◆ Set task ◆
Print all entries precisely as they are written.

◆ Data provided ◆
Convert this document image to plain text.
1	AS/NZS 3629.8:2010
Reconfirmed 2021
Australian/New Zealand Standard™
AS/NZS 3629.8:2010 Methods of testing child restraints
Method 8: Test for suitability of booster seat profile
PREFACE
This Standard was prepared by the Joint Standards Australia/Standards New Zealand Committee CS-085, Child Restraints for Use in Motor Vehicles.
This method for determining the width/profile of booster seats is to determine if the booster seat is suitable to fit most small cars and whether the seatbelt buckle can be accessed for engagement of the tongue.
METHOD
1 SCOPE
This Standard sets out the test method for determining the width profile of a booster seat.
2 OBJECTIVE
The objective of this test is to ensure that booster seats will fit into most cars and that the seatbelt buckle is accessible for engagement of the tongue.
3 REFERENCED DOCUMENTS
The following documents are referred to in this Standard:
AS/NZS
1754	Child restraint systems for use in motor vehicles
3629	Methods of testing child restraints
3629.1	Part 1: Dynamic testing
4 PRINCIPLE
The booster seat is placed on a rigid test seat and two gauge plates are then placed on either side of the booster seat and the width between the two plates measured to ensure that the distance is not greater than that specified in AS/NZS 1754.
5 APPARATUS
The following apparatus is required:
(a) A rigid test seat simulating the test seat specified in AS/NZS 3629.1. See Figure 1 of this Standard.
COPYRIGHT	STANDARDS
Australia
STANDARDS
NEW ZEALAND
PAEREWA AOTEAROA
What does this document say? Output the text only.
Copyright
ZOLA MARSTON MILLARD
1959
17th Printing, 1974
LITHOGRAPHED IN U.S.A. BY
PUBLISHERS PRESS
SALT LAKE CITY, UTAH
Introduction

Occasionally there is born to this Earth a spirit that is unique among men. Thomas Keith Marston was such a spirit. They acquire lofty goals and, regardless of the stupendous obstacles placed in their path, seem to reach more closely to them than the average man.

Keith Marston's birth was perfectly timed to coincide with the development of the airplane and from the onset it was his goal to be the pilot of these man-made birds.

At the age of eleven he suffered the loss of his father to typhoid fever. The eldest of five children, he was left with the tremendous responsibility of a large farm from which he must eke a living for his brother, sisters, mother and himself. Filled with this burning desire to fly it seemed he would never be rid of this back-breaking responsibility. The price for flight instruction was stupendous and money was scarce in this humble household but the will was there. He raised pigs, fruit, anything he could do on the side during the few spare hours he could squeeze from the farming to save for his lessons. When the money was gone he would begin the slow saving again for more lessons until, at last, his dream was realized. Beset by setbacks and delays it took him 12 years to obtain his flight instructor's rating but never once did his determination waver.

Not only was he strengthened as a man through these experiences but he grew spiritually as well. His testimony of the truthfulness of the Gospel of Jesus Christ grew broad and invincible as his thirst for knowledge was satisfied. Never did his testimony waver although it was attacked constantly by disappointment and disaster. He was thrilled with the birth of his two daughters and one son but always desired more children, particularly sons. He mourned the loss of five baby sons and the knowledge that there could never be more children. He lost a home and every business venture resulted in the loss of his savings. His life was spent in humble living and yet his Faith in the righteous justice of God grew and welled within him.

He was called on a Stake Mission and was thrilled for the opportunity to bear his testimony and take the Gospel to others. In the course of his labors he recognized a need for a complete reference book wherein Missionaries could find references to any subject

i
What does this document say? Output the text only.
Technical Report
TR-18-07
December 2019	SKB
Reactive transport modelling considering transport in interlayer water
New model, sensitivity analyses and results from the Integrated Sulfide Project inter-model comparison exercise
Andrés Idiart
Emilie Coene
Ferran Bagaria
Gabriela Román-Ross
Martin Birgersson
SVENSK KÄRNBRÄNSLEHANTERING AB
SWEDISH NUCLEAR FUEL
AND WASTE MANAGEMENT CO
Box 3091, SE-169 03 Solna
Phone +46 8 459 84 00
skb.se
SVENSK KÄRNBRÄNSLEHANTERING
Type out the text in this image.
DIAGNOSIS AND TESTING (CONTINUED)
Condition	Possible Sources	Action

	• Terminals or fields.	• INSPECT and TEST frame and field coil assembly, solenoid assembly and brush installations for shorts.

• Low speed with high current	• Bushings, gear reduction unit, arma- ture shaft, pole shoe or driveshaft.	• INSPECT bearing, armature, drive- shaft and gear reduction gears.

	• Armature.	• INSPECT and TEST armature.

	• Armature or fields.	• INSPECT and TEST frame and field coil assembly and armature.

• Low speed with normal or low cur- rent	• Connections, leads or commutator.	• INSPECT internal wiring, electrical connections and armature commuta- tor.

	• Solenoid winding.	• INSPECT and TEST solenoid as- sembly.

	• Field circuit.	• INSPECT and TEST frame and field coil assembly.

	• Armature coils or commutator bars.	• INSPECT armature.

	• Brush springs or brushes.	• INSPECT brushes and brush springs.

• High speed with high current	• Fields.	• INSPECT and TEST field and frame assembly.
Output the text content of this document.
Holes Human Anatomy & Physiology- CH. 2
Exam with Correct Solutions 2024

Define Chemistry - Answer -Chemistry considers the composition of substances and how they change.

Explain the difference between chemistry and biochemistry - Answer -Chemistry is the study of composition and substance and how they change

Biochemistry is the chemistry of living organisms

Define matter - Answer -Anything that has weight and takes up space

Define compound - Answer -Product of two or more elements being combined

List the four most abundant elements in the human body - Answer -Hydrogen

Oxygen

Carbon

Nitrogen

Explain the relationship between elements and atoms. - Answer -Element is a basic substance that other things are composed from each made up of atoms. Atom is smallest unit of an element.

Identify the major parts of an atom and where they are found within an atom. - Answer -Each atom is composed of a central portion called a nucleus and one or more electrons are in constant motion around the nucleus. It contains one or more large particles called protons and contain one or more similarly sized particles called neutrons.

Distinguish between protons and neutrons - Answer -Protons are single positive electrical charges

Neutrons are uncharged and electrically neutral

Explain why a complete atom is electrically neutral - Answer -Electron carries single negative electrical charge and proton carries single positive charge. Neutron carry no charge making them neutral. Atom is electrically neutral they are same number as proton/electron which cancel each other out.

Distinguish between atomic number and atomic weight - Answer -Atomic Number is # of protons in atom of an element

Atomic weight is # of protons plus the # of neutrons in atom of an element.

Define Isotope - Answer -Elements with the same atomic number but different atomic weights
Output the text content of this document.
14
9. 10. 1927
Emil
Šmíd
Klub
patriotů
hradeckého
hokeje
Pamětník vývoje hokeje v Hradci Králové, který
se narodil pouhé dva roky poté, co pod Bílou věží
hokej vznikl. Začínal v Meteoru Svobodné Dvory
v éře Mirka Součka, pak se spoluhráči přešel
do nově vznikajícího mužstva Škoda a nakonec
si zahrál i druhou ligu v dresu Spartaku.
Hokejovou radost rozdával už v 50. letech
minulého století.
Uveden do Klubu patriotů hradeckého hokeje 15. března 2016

◆ Solution to this exercise ◆
Convert this document image to plain text.
1	AS/NZS 3629.8:2010
Reconfirmed 2021
Australian/New Zealand Standard™
AS/NZS 3629.8:2010 Methods of testing child restraints
Method 8: Test for suitability of booster seat profile
PREFACE
This Standard was prepared by the Joint Standards Australia/Standards New Zealand Committee CS-085, Child Restraints for Use in Motor Vehicles.
This method for determining the width/profile of booster seats is to determine if the booster seat is suitable to fit most small cars and whether the seatbelt buckle can be accessed for engagement of the tongue.
METHOD
1 SCOPE
This Standard sets out the test method for determining the width profile of a booster seat.
2 OBJECTIVE
The objective of this test is to ensure that booster seats will fit into most cars and that the seatbelt buckle is accessible for engagement of the tongue.
3 REFERENCED DOCUMENTS
The following documents are referred to in this Standard:
AS/NZS
1754	Child restraint systems for use in motor vehicles
3629	Methods of testing child restraints
3629.1	Part 1: Dynamic testing
4 PRINCIPLE
The booster seat is placed on a rigid test seat and two gauge plates are then placed on either side of the booster seat and the width between the two plates measured to ensure that the distance is not greater than that specified in AS/NZS 1754.
5 APPARATUS
The following apparatus is required:
(a) A rigid test seat simulating the test seat specified in AS/NZS 3629.1. See Figure 1 of this Standard.
COPYRIGHT	STANDARDS
Australia
STANDARDS
NEW ZEALAND
PAEREWA AOTEAROA
What does this document say? Output the text only.
Copyright
ZOLA MARSTON MILLARD
1959
17th Printing, 1974
LITHOGRAPHED IN U.S.A. BY
PUBLISHERS PRESS
SALT LAKE CITY, UTAH
Introduction

Occasionally there is born to this Earth a spirit that is unique among men. Thomas Keith Marston was such a spirit. They acquire lofty goals and, regardless of the stupendous obstacles placed in their path, seem to reach more closely to them than the average man.

Keith Marston's birth was perfectly timed to coincide with the development of the airplane and from the onset it was his goal to be the pilot of these man-made birds.

At the age of eleven he suffered the loss of his father to typhoid fever. The eldest of five children, he was left with the tremendous responsibility of a large farm from which he must eke a living for his brother, sisters, mother and himself. Filled with this burning desire to fly it seemed he would never be rid of this back-breaking responsibility. The price for flight instruction was stupendous and money was scarce in this humble household but the will was there. He raised pigs, fruit, anything he could do on the side during the few spare hours he could squeeze from the farming to save for his lessons. When the money was gone he would begin the slow saving again for more lessons until, at last, his dream was realized. Beset by setbacks and delays it took him 12 years to obtain his flight instructor's rating but never once did his determination waver.

Not only was he strengthened as a man through these experiences but he grew spiritually as well. His testimony of the truthfulness of the Gospel of Jesus Christ grew broad and invincible as his thirst for knowledge was satisfied. Never did his testimony waver although it was attacked constantly by disappointment and disaster. He was thrilled with the birth of his two daughters and one son but always desired more children, particularly sons. He mourned the loss of five baby sons and the knowledge that there could never be more children. He lost a home and every business venture resulted in the loss of his savings. His life was spent in humble living and yet his Faith in the righteous justice of God grew and welled within him.

He was called on a Stake Mission and was thrilled for the opportunity to bear his testimony and take the Gospel to others. In the course of his labors he recognized a need for a complete reference book wherein Missionaries could find references to any subject

i
What does this document say? Output the text only.
Technical Report
TR-18-07
December 2019	SKB
Reactive transport modelling considering transport in interlayer water
New model, sensitivity analyses and results from the Integrated Sulfide Project inter-model comparison exercise
Andrés Idiart
Emilie Coene
Ferran Bagaria
Gabriela Román-Ross
Martin Birgersson
SVENSK KÄRNBRÄNSLEHANTERING AB
SWEDISH NUCLEAR FUEL
AND WASTE MANAGEMENT CO
Box 3091, SE-169 03 Solna
Phone +46 8 459 84 00
skb.se
SVENSK KÄRNBRÄNSLEHANTERING
Type out the text in this image.
DIAGNOSIS AND TESTING (CONTINUED)
Condition	Possible Sources	Action

	• Terminals or fields.	• INSPECT and TEST frame and field coil assembly, solenoid assembly and brush installations for shorts.

• Low speed with high current	• Bushings, gear reduction unit, arma- ture shaft, pole shoe or driveshaft.	• INSPECT bearing, armature, drive- shaft and gear reduction gears.

	• Armature.	• INSPECT and TEST armature.

	• Armature or fields.	• INSPECT and TEST frame and field coil assembly and armature.

• Low speed with normal or low cur- rent	• Connections, leads or commutator.	• INSPECT internal wiring, electrical connections and armature commuta- tor.

	• Solenoid winding.	• INSPECT and TEST solenoid as- sembly.

	• Field circuit.	• INSPECT and TEST frame and field coil assembly.

	• Armature coils or commutator bars.	• INSPECT armature.

	• Brush springs or brushes.	• INSPECT brushes and brush springs.

• High speed with high current	• Fields.	• INSPECT and TEST field and frame assembly.
Output the text content of this document.
Holes Human Anatomy & Physiology- CH. 2
Exam with Correct Solutions 2024

Define Chemistry - Answer -Chemistry considers the composition of substances and how they change.

Explain the difference between chemistry and biochemistry - Answer -Chemistry is the study of composition and substance and how they change

Biochemistry is the chemistry of living organisms

Define matter - Answer -Anything that has weight and takes up space

Define compound - Answer -Product of two or more elements being combined

List the four most abundant elements in the human body - Answer -Hydrogen

Oxygen

Carbon

Nitrogen

Explain the relationship between elements and atoms. - Answer -Element is a basic substance that other things are composed from each made up of atoms. Atom is smallest unit of an element.

Identify the major parts of an atom and where they are found within an atom. - Answer -Each atom is composed of a central portion called a nucleus and one or more electrons are in constant motion around the nucleus. It contains one or more large particles called protons and contain one or more similarly sized particles called neutrons.

Distinguish between protons and neutrons - Answer -Protons are single positive electrical charges

Neutrons are uncharged and electrically neutral

Explain why a complete atom is electrically neutral - Answer -Electron carries single negative electrical charge and proton carries single positive charge. Neutron carry no charge making them neutral. Atom is electrically neutral they are same number as proton/electron which cancel each other out.

Distinguish between atomic number and atomic weight - Answer -Atomic Number is # of protons in atom of an element

Atomic weight is # of protons plus the # of neutrons in atom of an element.

Define Isotope - Answer -Elements with the same atomic number but different atomic weights
Output the text content of this document.
14
9. 10. 1927
Emil
Šmíd
Klub
patriotů
hradeckého
hokeje
Pamětník vývoje hokeje v Hradci Králové, který
se narodil pouhé dva roky poté, co pod Bílou věží
hokej vznikl. Začínal v Meteoru Svobodné Dvory
v éře Mirka Součka, pak se spoluhráči přešel
do nově vznikajícího mužstva Škoda a nakonec
si zahrál i druhou ligu v dresu Spartaku.
Hokejovou radost rozdával už v 50. letech
minulého století.
Uveden do Klubu patriotů hradeckého hokeje 15. března 2016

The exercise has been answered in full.